[Request]
Could you extract every entry below and reproduce it exactly?
##### Given entries #####
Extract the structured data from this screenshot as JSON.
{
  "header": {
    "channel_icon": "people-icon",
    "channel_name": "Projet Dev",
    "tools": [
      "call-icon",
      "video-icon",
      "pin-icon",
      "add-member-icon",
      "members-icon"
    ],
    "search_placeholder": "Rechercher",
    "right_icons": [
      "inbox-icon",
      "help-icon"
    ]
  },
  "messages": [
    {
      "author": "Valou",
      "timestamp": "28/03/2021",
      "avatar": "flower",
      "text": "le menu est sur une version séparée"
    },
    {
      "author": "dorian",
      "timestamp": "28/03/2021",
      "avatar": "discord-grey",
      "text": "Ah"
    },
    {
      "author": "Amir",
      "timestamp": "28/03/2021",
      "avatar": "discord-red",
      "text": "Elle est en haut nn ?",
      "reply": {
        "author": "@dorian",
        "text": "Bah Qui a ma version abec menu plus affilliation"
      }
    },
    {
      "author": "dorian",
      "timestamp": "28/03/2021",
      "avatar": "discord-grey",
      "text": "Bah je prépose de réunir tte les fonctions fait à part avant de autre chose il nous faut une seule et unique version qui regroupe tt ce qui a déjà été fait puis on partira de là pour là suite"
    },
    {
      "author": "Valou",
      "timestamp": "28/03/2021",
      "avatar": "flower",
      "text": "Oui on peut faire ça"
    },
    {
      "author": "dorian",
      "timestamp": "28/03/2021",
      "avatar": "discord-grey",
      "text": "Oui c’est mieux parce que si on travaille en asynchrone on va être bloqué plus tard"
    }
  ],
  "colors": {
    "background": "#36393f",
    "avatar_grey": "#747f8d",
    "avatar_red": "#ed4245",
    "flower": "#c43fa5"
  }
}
#####
[Exercise output]
Extract the structured data from this screenshot as JSON.
{
  "header": {
    "channel_icon": "people-icon",
    "channel_name": "Projet Dev",
    "tools": [
      "call-icon",
      "video-icon",
      "pin-icon",
      "add-member-icon",
      "members-icon"
    ],
    "search_placeholder": "Rechercher",
    "right_icons": [
      "inbox-icon",
      "help-icon"
    ]
  },
  "messages": [
    {
      "author": "Valou",
      "timestamp": "28/03/2021",
      "avatar": "flower",
      "text": "le menu est sur une version séparée"
    },
    {
      "author": "dorian",
      "timestamp": "28/03/2021",
      "avatar": "discord-grey",
      "text": "Ah"
    },
    {
      "author": "Amir",
      "timestamp": "28/03/2021",
      "avatar": "discord-red",
      "text": "Elle est en haut nn ?",
      "reply": {
        "author": "@dorian",
        "text": "Bah Qui a ma version abec menu plus affilliation"
      }
    },
    {
      "author": "dorian",
      "timestamp": "28/03/2021",
      "avatar": "discord-grey",
      "text": "Bah je prépose de réunir tte les fonctions fait à part avant de autre chose il nous faut une seule et unique version qui regroupe tt ce qui a déjà été fait puis on partira de là pour là suite"
    },
    {
      "author": "Valou",
      "timestamp": "28/03/2021",
      "avatar": "flower",
      "text": "Oui on peut faire ça"
    },
    {
      "author": "dorian",
      "timestamp": "28/03/2021",
      "avatar": "discord-grey",
      "text": "Oui c’est mieux parce que si on travaille en asynchrone on va être bloqué plus tard"
    }
  ],
  "colors": {
    "background": "#36393f",
    "avatar_grey": "#747f8d",
    "avatar_red": "#ed4245",
    "flower": "#c43fa5"
  }
}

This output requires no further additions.